Data entries:
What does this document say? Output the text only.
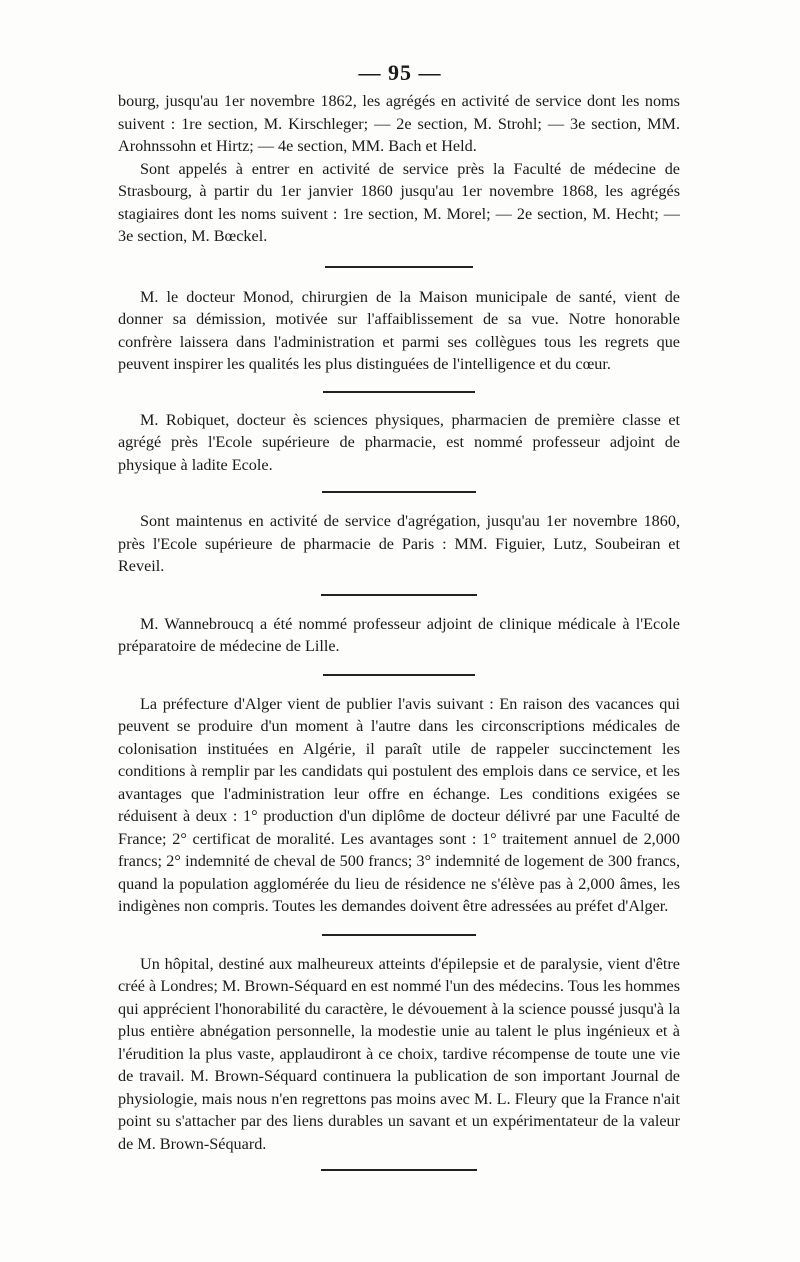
— 95 —

bourg, jusqu'au 1er novembre 1862, les agrégés en activité de service dont les noms suivent : 1re section, M. Kirschleger; — 2e section, M. Strohl; — 3e section, MM. Arohnssohn et Hirtz; — 4e section, MM. Bach et Held.

Sont appelés à entrer en activité de service près la Faculté de médecine de Strasbourg, à partir du 1er janvier 1860 jusqu'au 1er novembre 1868, les agrégés stagiaires dont les noms suivent : 1re section, M. Morel; — 2e section, M. Hecht; — 3e section, M. Bœckel.

M. le docteur Monod, chirurgien de la Maison municipale de santé, vient de donner sa démission, motivée sur l'affaiblissement de sa vue. Notre honorable confrère laissera dans l'administration et parmi ses collègues tous les regrets que peuvent inspirer les qualités les plus distinguées de l'intelligence et du cœur.

M. Robiquet, docteur ès sciences physiques, pharmacien de première classe et agrégé près l'Ecole supérieure de pharmacie, est nommé professeur adjoint de physique à ladite Ecole.

Sont maintenus en activité de service d'agrégation, jusqu'au 1er novembre 1860, près l'Ecole supérieure de pharmacie de Paris : MM. Figuier, Lutz, Soubeiran et Reveil.

M. Wannebroucq a été nommé professeur adjoint de clinique médicale à l'Ecole préparatoire de médecine de Lille.

La préfecture d'Alger vient de publier l'avis suivant : En raison des vacances qui peuvent se produire d'un moment à l'autre dans les circonscriptions médicales de colonisation instituées en Algérie, il paraît utile de rappeler succinctement les conditions à remplir par les candidats qui postulent des emplois dans ce service, et les avantages que l'administration leur offre en échange. Les conditions exigées se réduisent à deux : 1° production d'un diplôme de docteur délivré par une Faculté de France; 2° certificat de moralité. Les avantages sont : 1° traitement annuel de 2,000 francs; 2° indemnité de cheval de 500 francs; 3° indemnité de logement de 300 francs, quand la population agglomérée du lieu de résidence ne s'élève pas à 2,000 âmes, les indigènes non compris. Toutes les demandes doivent être adressées au préfet d'Alger.

Un hôpital, destiné aux malheureux atteints d'épilepsie et de paralysie, vient d'être créé à Londres; M. Brown-Séquard en est nommé l'un des médecins. Tous les hommes qui apprécient l'honorabilité du caractère, le dévouement à la science poussé jusqu'à la plus entière abnégation personnelle, la modestie unie au talent le plus ingénieux et à l'érudition la plus vaste, applaudiront à ce choix, tardive récompense de toute une vie de travail. M. Brown-Séquard continuera la publication de son important Journal de physiologie, mais nous n'en regrettons pas moins avec M. L. Fleury que la France n'ait point su s'attacher par des liens durables un savant et un expérimentateur de la valeur de M. Brown-Séquard.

**Exercise description:** Show each line of the data that contains the string "novembre".

**Result for this task:**
bourg, jusqu'au 1er novembre 1862, les agrégés en activité de service dont les noms suivent : 1re section, M. Kirschleger; — 2e section, M. Strohl; — 3e section, MM. Arohnssohn et Hirtz; — 4e section, MM. Bach et Held.
Sont appelés à entrer en activité de service près la Faculté de médecine de Strasbourg, à partir du 1er janvier 1860 jusqu'au 1er novembre 1868, les agrégés stagiaires dont les noms suivent : 1re section, M. Morel; — 2e section, M. Hecht; — 3e section, M. Bœckel.
Sont maintenus en activité de service d'agrégation, jusqu'au 1er novembre 1860, près l'Ecole supérieure de pharmacie de Paris : MM. Figuier, Lutz, Soubeiran et Reveil.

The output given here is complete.